# Description of the task
Find each line containing the word "金华市第十五届教育科研专题优秀论文评比" and report how many there are. Add nothing else.

>>>>

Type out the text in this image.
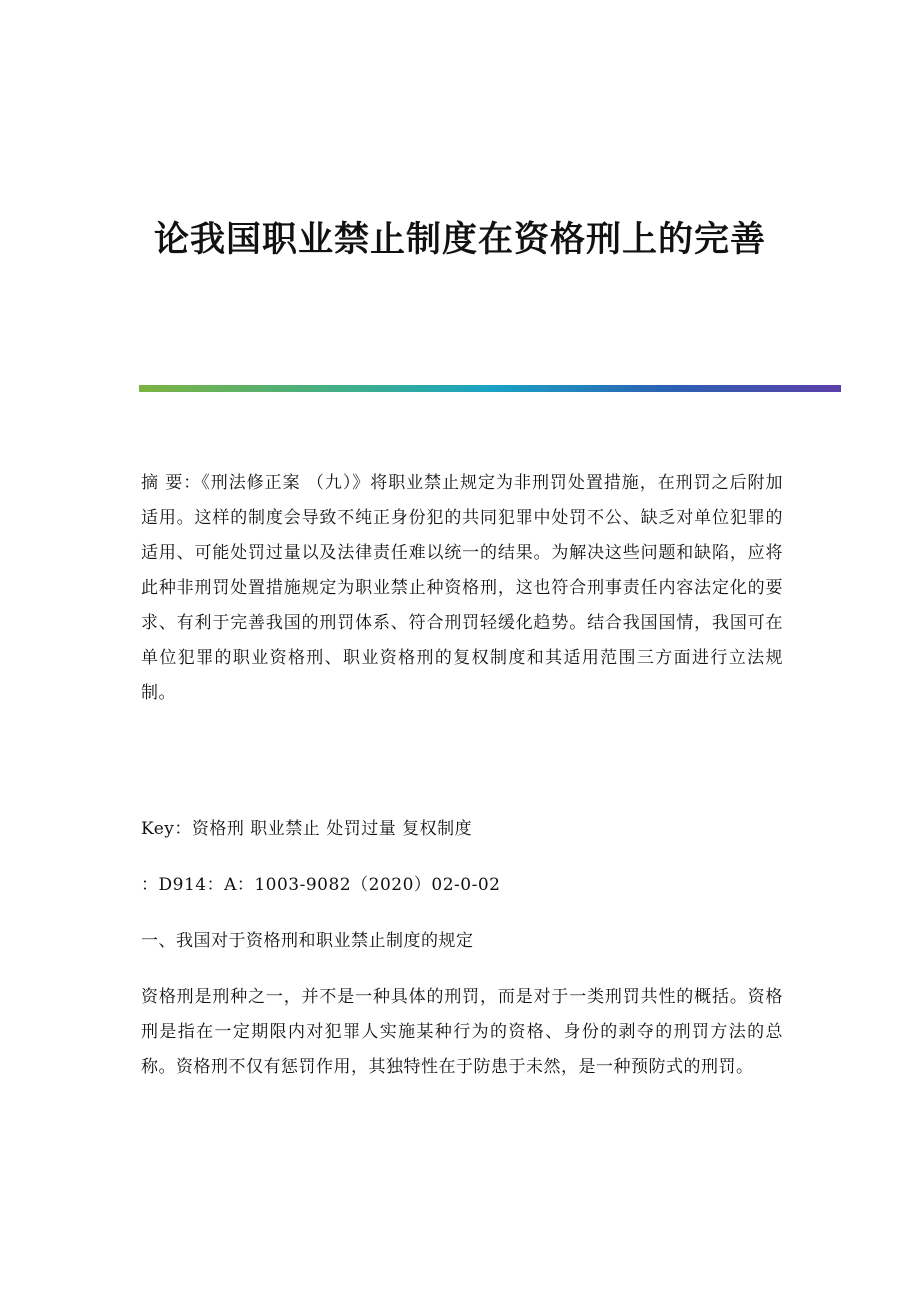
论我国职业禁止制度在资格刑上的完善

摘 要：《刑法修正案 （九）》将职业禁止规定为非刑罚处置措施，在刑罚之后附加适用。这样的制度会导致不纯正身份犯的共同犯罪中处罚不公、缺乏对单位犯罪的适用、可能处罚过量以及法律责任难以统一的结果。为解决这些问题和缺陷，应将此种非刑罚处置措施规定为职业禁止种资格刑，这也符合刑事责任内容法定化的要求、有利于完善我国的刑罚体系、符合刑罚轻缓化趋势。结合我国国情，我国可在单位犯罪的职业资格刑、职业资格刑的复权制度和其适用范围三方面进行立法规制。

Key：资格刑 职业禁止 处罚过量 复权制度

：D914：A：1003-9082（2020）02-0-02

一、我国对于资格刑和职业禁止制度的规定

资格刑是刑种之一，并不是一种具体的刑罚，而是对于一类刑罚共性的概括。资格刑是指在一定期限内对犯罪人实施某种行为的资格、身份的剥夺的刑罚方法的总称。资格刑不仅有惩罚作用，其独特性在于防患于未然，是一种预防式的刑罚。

<<<<
>>>>

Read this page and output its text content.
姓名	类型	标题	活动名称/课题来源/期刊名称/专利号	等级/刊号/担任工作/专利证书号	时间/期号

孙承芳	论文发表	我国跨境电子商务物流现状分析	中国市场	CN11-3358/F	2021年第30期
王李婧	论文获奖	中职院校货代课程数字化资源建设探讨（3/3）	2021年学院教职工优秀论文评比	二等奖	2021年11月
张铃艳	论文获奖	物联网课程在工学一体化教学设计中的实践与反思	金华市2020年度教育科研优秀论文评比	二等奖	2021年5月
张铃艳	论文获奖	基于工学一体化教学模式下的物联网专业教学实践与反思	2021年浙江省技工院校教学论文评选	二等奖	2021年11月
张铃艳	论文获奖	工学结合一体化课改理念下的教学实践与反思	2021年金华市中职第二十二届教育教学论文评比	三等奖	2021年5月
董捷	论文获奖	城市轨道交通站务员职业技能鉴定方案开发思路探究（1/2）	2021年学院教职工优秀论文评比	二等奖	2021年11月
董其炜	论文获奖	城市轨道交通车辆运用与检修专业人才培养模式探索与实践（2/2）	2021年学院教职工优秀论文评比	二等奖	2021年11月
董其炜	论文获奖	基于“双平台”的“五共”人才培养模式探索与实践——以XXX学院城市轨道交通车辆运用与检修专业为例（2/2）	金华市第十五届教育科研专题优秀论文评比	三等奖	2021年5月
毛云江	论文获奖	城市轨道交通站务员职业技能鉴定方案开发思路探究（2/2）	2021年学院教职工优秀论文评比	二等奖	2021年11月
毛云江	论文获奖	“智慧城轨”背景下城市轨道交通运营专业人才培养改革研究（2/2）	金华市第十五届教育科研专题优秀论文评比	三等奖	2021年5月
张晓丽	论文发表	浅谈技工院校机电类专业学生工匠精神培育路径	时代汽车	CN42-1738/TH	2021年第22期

<<<<

# Task answer
2